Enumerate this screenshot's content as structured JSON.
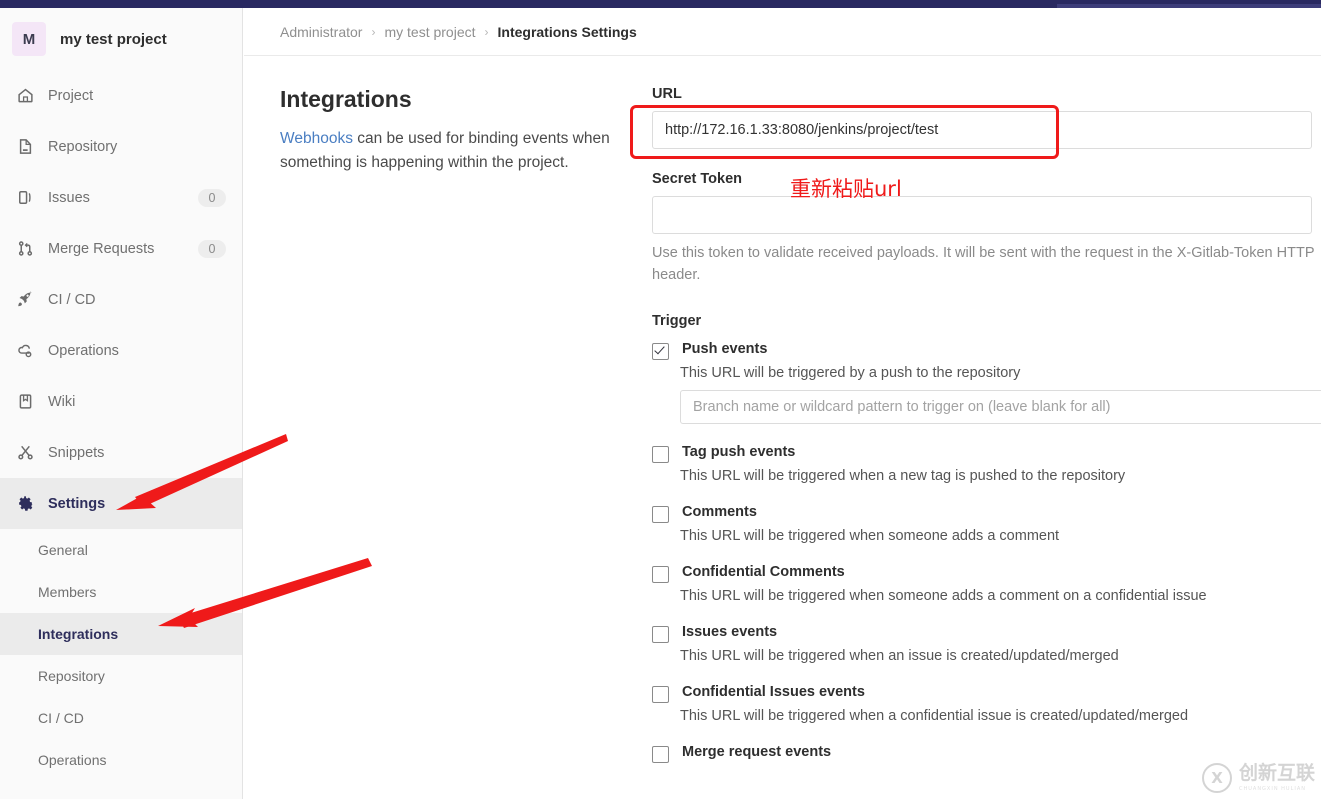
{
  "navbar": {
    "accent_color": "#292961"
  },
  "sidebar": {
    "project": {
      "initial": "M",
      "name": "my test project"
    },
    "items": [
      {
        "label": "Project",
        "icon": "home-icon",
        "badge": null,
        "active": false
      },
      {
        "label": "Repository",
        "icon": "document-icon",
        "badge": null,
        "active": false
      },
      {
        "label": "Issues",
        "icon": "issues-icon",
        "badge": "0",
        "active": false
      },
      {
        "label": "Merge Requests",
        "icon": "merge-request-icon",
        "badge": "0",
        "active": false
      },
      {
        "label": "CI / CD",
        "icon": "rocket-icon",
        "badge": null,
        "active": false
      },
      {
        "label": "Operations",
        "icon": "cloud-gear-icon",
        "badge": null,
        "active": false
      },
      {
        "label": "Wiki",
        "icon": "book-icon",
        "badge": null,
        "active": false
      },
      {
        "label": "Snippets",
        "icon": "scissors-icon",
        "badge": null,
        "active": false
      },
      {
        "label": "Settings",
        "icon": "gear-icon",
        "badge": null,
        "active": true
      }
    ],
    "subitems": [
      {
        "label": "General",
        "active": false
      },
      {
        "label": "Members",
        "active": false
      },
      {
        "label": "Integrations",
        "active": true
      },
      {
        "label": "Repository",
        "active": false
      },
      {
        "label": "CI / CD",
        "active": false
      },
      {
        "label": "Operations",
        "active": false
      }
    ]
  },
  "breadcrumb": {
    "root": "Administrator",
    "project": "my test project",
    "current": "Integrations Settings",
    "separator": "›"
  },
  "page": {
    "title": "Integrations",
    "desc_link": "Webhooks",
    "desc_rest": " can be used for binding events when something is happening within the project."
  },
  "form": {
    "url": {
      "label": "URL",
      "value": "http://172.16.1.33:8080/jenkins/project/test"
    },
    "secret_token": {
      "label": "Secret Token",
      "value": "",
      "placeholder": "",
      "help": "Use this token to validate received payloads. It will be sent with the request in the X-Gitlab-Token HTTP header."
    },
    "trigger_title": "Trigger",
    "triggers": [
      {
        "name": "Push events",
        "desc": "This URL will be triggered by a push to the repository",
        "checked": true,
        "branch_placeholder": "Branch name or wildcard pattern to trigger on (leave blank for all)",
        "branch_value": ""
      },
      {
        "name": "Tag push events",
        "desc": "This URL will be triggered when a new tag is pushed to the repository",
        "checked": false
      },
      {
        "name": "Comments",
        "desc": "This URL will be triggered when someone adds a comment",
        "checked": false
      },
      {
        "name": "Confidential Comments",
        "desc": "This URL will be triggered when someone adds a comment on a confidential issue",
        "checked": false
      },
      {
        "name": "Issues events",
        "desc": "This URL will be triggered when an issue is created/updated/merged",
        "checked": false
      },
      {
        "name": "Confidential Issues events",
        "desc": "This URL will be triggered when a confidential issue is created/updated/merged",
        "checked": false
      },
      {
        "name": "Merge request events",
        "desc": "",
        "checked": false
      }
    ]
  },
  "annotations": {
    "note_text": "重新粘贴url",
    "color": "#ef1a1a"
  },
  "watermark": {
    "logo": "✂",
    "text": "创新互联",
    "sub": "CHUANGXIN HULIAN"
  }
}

* **What to do**
Pick every line with "test" in it and copy it.

* **Result for this exercise**
      "name": "my test project"
    "project": "my test project",
      "value": "http://172.16.1.33:8080/jenkins/project/test"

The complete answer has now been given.